* Vorliegender Text:
Ob man Kinder wie Oskar oder Emilia Sophie bildhaft eine >Schöpfungsgeschichte in 7 Akten< erzählt oder eine Story, dass die Entstehung der Erde ein Knall sei, der dann wie 1000 Oskars 1000 Jahre mal 1000 Emilias in Jahren gebraucht hat, muss nun jeder selbst entscheiden. Wir verstehen, was wir verstehen wollen. Wir handeln, was uns als Handeln eingelernt und vermittelt wird. Wir leben in unseren Bezügen aus Familie, Gesellschaft oder Riten und Anordnungen. Und je nachdem wie diese Erzähl-, Befehls- oder Erziehungsketten reißen, desto schwieriger wird der jeweilige Neuanfang in geordnete und – punktuell verstehbare - Begründungsmuster.

Abram wird in unvergleichlicher Weise eine Zukunft vorhergesagt, wenn er sich diesem Befehl, der Anordnung oder dem Drang nach Zukunft unterwirft. Gott drängt den Menschen Abram zum Aufbruch, sicher in ein neues Land, aber viel mehr in eine Zukunft, die wieder die Gegenwart und Vergangenheit von den eigenen Nachkommen ist. Abram folgt dem Befehl, der Anweisung und wählt damit die Zukunft, den Aufbruch und die Hoffnung, dass das Morgen anders ist und wird als heute.  

3.      Christus als verbindendes Glied über Traditionen und Befehlsketten hinaus

Für Christen ist der Morgen, die Zukunft immer anders als das Gestern oder das Heute. Es ist ein Mythos zu glauben, durch Christus sei am Kreuz und in der Auferstehung gerade KEIN Traditionsabbruch erfolgt. Jesus hat die Befehlskette durchbrochen; für die Zukunft von uns allen.

Und dieser Traditionsabbruch in Christus mit dem Establishment der Tradition ist auch das wesentlichste Element des Evangeliums.

In Christus ist Tradition nicht eine zu bewahrende Geschichte oder Vergangenheit, sondern eine zu prüfende Aufgabe, ob die Tradition immer noch den Aufbruch in die Zukunft ermöglicht.

* Aufgaben:
1. Stimmen die folgenden Aussagen mit dem Text über Tradition und Zukunft überein? Beantworten Sie jede mit Ja oder Nein und belegen Sie die Antwort mit einem wörtlichen Zitat aus dem Text.
(a) Abram folgt dem Befehl und wählt damit die Zukunft.
(b) Der Text nennt es einen Mythos, dass durch Christus ein Traditionsabbruch erfolgt sei.
(c) In Christus ist Tradition eine zu bewahrende Geschichte.
2. Setzen Sie den Text über Tradition und Zukunft im Anschluss an seinen letzten Satz fort.

* Einträge:

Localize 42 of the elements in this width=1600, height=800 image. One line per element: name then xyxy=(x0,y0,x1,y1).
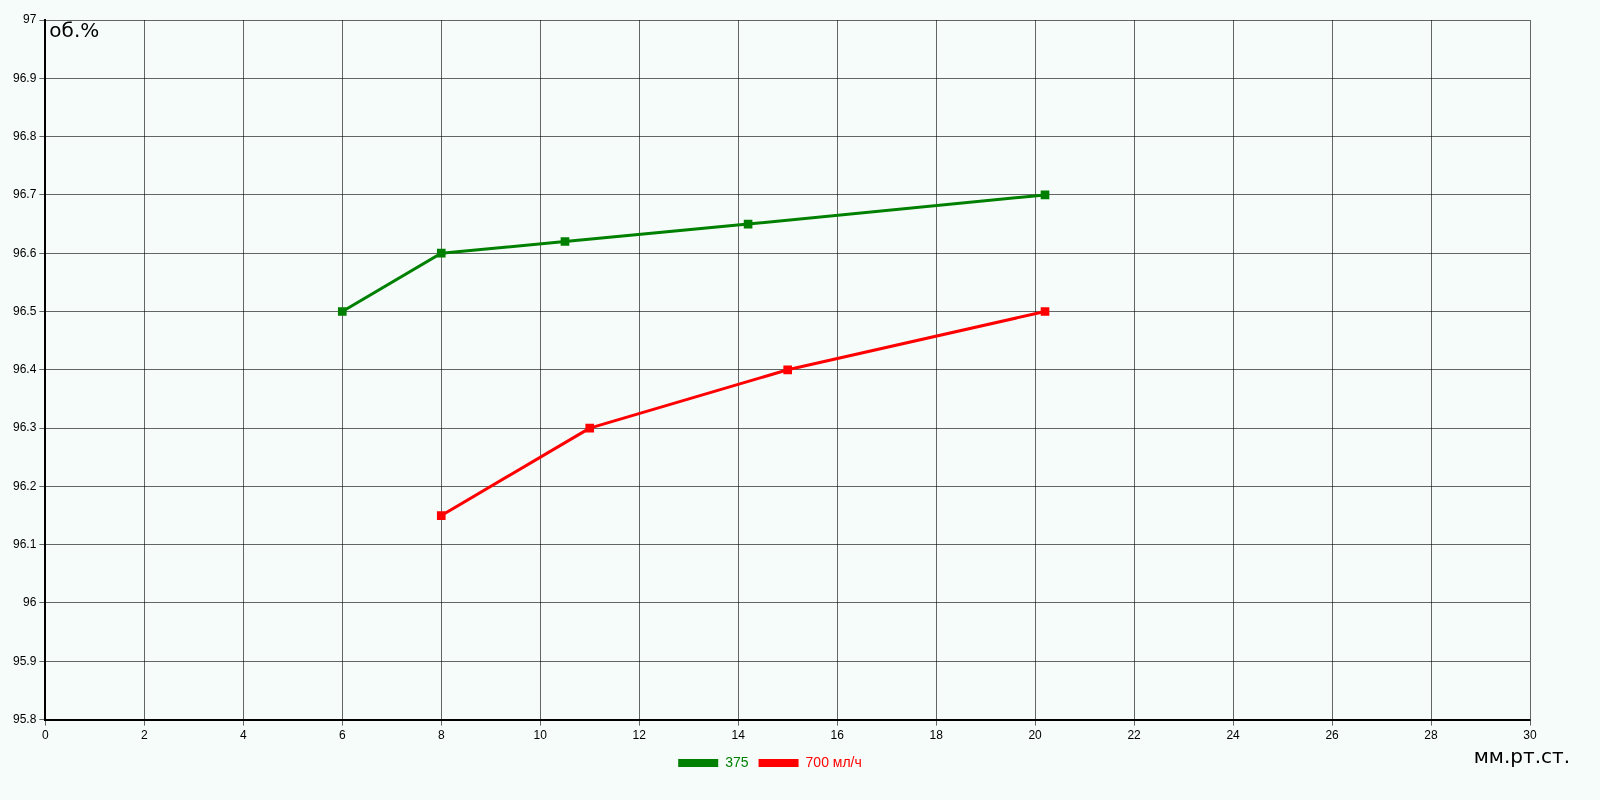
x-tick-label: 20 xyxy=(1028,728,1043,743)
x-tick-label: 16 xyxy=(830,728,845,743)
legend-label: 700 мл/ч xyxy=(805,753,862,770)
x-tick-label: 2 xyxy=(140,728,148,743)
x-tick-label: 18 xyxy=(929,728,944,743)
point xyxy=(743,219,753,229)
y-tick-label: 96 xyxy=(23,595,37,610)
point xyxy=(783,365,793,375)
y-tick-label: 95.9 xyxy=(13,653,37,668)
x-tick-label: 22 xyxy=(1127,728,1142,743)
y-tick-label: 95.8 xyxy=(13,711,37,726)
y-axis-title: об.% xyxy=(49,18,100,43)
point xyxy=(436,511,446,520)
x-tick-label: 26 xyxy=(1325,728,1340,743)
x-tick-label: 4 xyxy=(239,728,247,743)
x-tick-label: 12 xyxy=(632,728,647,743)
x-tick-label: 10 xyxy=(533,728,548,743)
point xyxy=(560,237,570,246)
y-tick-label: 96.7 xyxy=(13,187,37,202)
x-tick-label: 0 xyxy=(42,728,50,743)
y-tick-label: 96.3 xyxy=(13,420,37,435)
point xyxy=(337,307,347,316)
point xyxy=(1040,190,1050,200)
y-tick-label: 97 xyxy=(23,12,37,27)
y-tick-label: 96.9 xyxy=(13,70,37,85)
x-tick-label: 6 xyxy=(338,728,346,743)
x-axis-title: мм.рт.ст. xyxy=(1473,743,1570,768)
y-tick-label: 96.6 xyxy=(13,245,37,260)
point xyxy=(436,248,446,258)
x-tick-label: 8 xyxy=(437,728,445,743)
point xyxy=(585,423,595,433)
legend-label: 375 xyxy=(725,753,749,770)
x-tick-label: 28 xyxy=(1424,728,1439,743)
y-tick-label: 96.2 xyxy=(13,478,37,493)
x-tick-label: 30 xyxy=(1523,728,1537,743)
y-tick-label: 96.1 xyxy=(13,537,37,552)
y-tick-label: 96.5 xyxy=(13,303,37,318)
x-tick-label: 24 xyxy=(1226,728,1241,743)
y-tick-label: 96.8 xyxy=(13,128,37,143)
x-tick-label: 14 xyxy=(731,728,746,743)
point xyxy=(1040,307,1050,316)
y-tick-label: 96.4 xyxy=(13,362,37,377)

* Lösungen:
1.
(a) Ja: „Abram folgt dem Befehl, der Anweisung und wählt damit die Zukunft, den Aufbruch und die Hoffnung, dass das Morgen anders ist und wird als heute.“
(b) Nein: „Es ist ein Mythos zu glauben, durch Christus sei am Kreuz und in der Auferstehung gerade KEIN Traditionsabbruch erfolgt.“
(c) Nein: „In Christus ist Tradition nicht eine zu bewahrende Geschichte oder Vergangenheit, sondern eine zu prüfende Aufgabe“

2.
Eine Befehlskette, ein Gesetz, eine Erziehung funktioniert nur, wenn alle Glieder mitmachen, wenn alle Gesetze, Gebote, Anordnungen und Befehle unhinterfragt befolgt werden. In Christus ist dieser Abbruch der Tradition offenbar, weil sie damals nur noch Show war.

Wir predigen aber nicht Gesetz, Erziehung oder Befehlsketten um ihrer selbst willen, sondern im Blick auf das, was das Evangelium aus der Gewohnheit, der Bequemlichkeit oder der Verweigerung der Zukunft macht.

Das gefällt nicht jedem und Jesus hat den wenigsten in der damaligen Zeit gefallen. So ist es auch nicht die Aufgabe der Christ zu gefallen, oder sture Befehle, Gesetze oder Ansichten zu befolgen, sondern zu fragen: Sind wir auf dem Weg in die eigene Zukunft? Sind wir das? Auf dem Weg in Gottes verheißene Zukunft? Oder klammern wir uns an die Befehlsketten, die Traditionen der Vergangenheit, weil wir der Ansicht sind, Christus muss meine Ansicht unterstützen.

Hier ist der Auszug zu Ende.